Extract each line of the items below that contains the string "unique", treating uppercase and lowercase letters as distinct.

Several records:

◆ ◆ ◆ ◆

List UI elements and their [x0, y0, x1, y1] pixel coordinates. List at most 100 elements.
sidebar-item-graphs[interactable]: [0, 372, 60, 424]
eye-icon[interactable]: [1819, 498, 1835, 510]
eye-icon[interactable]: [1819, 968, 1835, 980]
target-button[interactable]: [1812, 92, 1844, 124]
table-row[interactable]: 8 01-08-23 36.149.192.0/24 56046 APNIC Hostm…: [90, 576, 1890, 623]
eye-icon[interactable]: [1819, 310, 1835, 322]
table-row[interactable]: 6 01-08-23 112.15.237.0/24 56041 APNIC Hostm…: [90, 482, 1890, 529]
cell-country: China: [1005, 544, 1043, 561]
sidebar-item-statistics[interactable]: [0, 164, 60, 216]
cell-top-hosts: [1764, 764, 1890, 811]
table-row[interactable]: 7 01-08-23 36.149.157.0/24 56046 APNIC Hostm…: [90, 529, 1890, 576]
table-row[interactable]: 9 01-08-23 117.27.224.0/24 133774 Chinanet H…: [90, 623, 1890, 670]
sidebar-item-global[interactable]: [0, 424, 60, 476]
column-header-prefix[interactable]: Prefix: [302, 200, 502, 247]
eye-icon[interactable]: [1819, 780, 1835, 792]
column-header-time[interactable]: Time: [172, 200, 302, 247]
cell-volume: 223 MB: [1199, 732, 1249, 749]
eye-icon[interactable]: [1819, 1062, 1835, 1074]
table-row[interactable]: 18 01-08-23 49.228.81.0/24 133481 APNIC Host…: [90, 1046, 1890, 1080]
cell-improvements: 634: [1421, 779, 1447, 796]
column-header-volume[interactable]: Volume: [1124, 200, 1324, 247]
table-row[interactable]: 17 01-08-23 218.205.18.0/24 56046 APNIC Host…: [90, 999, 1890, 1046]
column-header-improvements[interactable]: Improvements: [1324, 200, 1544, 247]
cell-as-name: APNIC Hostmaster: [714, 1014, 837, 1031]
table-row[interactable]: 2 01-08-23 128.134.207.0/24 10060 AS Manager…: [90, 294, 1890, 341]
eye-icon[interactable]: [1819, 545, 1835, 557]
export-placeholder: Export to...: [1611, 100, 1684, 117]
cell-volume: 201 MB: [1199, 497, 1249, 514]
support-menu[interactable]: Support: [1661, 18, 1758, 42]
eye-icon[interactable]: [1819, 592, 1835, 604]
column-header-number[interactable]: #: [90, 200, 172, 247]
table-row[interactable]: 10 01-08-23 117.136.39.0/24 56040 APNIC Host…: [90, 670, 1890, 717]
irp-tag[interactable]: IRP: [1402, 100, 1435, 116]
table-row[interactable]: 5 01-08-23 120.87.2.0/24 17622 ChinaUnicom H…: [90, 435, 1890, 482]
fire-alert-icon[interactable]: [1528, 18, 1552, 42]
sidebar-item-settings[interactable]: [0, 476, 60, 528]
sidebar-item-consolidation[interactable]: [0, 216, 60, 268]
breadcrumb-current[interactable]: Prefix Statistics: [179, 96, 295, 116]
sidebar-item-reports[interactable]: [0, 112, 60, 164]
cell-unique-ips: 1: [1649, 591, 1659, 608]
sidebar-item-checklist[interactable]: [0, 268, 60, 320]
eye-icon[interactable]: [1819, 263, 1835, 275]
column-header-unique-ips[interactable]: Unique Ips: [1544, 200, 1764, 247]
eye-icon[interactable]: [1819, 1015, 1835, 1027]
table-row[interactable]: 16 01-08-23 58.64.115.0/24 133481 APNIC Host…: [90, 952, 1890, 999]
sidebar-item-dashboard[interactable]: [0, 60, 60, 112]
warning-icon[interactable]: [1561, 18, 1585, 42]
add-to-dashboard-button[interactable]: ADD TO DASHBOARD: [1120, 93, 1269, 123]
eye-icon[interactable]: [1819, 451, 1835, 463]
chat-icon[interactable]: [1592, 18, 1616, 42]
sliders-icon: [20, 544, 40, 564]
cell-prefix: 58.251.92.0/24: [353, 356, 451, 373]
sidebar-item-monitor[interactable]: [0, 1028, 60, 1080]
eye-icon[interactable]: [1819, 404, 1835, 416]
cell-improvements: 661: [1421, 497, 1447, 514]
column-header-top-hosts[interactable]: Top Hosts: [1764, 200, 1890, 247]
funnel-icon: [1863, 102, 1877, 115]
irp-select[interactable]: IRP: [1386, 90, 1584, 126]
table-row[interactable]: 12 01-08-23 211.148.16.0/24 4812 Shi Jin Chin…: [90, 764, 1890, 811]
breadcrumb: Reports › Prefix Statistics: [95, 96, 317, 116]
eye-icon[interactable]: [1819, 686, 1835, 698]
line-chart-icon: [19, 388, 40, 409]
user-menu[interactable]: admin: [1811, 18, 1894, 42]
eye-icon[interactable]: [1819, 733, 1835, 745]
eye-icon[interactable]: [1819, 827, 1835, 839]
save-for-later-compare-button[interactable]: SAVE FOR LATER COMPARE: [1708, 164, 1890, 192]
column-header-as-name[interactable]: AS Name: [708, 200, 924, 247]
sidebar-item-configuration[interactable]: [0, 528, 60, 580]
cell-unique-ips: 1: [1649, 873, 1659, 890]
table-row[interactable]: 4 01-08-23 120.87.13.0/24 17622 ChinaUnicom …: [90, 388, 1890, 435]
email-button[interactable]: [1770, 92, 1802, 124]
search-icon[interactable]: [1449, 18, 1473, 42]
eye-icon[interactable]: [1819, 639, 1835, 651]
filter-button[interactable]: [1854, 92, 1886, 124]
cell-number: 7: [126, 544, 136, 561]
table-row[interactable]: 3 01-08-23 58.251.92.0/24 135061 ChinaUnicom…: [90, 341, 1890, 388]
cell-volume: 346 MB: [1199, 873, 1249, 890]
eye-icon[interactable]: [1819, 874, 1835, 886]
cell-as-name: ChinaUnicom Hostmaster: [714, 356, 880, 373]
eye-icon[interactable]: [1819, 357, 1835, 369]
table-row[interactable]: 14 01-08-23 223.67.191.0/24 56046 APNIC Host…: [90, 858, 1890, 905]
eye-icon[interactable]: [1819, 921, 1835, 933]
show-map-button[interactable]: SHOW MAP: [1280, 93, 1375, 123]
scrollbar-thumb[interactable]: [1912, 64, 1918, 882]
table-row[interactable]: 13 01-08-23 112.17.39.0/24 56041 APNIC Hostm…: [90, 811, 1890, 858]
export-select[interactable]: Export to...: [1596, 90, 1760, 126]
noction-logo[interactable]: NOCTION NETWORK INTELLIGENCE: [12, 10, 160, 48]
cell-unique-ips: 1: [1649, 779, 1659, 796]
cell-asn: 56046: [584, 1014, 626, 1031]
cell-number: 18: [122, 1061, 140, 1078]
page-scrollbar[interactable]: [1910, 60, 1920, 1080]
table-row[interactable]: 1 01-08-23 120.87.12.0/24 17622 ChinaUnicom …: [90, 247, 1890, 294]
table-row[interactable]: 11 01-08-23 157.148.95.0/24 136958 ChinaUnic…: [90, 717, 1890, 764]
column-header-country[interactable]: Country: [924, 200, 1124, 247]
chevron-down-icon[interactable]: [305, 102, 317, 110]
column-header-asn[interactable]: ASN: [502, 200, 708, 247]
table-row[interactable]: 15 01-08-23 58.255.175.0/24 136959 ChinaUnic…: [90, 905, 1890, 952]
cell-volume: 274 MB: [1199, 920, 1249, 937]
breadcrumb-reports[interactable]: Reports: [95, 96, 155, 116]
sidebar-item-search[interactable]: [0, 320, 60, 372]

◆ ◆ ◆ ◆

● Answer to the task:
cell-unique-ips: 1: [1649, 591, 1659, 608]
column-header-unique-ips[interactable]: Unique Ips: [1544, 200, 1764, 247]
cell-unique-ips: 1: [1649, 873, 1659, 890]
cell-unique-ips: 1: [1649, 779, 1659, 796]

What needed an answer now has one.